Stored items:
────
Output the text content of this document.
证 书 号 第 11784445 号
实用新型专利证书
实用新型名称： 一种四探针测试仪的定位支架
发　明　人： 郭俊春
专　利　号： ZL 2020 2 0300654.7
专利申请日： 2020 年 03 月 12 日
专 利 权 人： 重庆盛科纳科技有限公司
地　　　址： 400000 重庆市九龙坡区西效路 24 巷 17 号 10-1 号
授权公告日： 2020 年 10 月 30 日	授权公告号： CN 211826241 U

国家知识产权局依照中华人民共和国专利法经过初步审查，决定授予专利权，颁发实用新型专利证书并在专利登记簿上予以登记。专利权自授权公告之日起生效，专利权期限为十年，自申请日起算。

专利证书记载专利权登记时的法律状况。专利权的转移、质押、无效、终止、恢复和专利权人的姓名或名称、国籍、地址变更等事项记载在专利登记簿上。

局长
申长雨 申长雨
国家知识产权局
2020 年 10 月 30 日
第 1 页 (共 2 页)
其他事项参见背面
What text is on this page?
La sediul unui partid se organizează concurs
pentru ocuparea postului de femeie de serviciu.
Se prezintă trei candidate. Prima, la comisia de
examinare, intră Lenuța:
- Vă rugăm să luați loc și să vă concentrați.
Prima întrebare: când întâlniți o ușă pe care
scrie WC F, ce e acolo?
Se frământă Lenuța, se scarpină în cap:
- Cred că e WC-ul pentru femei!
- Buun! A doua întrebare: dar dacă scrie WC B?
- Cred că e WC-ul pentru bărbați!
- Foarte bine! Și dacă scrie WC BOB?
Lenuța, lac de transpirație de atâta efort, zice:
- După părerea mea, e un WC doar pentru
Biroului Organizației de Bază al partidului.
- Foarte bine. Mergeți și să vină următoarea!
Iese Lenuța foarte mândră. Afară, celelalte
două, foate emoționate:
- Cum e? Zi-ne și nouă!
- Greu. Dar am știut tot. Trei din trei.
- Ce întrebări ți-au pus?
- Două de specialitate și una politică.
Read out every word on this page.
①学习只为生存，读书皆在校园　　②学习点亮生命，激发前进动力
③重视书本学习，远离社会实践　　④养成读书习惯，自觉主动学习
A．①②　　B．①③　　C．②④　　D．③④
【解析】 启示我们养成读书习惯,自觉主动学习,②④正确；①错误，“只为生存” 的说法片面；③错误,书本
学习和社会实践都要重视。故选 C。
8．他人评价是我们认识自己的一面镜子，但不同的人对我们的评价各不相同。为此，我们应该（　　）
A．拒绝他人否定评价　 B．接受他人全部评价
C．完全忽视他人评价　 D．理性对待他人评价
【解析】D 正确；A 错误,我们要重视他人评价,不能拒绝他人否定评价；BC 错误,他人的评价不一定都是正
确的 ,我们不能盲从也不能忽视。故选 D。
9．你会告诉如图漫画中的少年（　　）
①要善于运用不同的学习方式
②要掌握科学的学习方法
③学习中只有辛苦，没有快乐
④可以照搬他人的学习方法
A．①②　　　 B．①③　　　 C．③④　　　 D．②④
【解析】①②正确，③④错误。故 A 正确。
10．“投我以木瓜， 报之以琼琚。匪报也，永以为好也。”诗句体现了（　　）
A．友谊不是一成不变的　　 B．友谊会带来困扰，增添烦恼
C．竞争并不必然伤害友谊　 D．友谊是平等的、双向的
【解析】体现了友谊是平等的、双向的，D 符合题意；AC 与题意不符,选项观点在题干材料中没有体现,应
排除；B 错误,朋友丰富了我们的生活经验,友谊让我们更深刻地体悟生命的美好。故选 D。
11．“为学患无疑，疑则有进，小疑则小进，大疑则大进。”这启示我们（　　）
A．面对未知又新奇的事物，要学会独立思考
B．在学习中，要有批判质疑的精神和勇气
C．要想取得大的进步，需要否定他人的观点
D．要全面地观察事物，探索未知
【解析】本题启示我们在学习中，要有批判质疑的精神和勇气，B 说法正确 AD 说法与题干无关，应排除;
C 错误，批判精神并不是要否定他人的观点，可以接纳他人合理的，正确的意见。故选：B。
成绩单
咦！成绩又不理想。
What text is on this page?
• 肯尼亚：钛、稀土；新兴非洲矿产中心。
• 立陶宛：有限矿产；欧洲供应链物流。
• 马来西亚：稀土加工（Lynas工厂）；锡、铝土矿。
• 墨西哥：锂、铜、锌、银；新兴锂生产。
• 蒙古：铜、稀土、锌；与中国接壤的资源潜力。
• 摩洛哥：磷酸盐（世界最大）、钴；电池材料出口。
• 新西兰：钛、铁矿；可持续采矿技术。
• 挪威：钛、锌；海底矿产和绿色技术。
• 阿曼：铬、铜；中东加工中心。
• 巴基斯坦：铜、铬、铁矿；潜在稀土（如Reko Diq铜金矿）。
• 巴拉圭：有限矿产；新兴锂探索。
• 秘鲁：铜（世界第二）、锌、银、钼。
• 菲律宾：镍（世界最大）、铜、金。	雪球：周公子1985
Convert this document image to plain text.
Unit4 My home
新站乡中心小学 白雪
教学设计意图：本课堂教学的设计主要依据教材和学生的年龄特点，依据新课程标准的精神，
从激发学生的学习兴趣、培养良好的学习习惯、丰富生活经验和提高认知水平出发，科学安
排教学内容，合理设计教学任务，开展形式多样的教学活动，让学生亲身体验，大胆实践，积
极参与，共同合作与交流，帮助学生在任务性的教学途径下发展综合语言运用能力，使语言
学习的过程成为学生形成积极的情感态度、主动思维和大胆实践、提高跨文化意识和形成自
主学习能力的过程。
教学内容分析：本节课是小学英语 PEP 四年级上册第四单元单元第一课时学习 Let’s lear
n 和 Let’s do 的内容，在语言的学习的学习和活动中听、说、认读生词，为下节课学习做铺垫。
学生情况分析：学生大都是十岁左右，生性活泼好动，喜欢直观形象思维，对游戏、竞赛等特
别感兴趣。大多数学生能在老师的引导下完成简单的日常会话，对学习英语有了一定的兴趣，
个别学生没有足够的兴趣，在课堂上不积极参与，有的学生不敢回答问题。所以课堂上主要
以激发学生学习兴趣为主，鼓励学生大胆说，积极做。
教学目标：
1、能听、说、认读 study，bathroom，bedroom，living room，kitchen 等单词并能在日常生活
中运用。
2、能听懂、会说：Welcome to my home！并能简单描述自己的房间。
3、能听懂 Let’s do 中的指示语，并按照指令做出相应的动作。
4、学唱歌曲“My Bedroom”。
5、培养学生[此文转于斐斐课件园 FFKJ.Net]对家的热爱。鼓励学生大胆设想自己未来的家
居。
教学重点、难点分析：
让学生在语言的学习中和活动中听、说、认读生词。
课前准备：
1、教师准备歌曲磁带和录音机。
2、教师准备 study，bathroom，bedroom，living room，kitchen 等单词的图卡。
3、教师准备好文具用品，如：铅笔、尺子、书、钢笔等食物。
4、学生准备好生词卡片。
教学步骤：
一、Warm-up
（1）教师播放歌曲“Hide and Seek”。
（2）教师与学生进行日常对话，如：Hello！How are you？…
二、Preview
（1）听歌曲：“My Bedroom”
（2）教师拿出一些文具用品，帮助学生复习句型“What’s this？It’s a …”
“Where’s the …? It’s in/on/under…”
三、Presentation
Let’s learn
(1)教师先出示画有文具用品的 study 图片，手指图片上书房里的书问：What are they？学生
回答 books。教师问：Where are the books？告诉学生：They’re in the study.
────
■ Objective
Copy every line above that includes the string "întrebare".

■ Solution to this exercise
Prima întrebare: când întâlniți o ușă pe care
- Buun! A doua întrebare: dar dacă scrie WC B?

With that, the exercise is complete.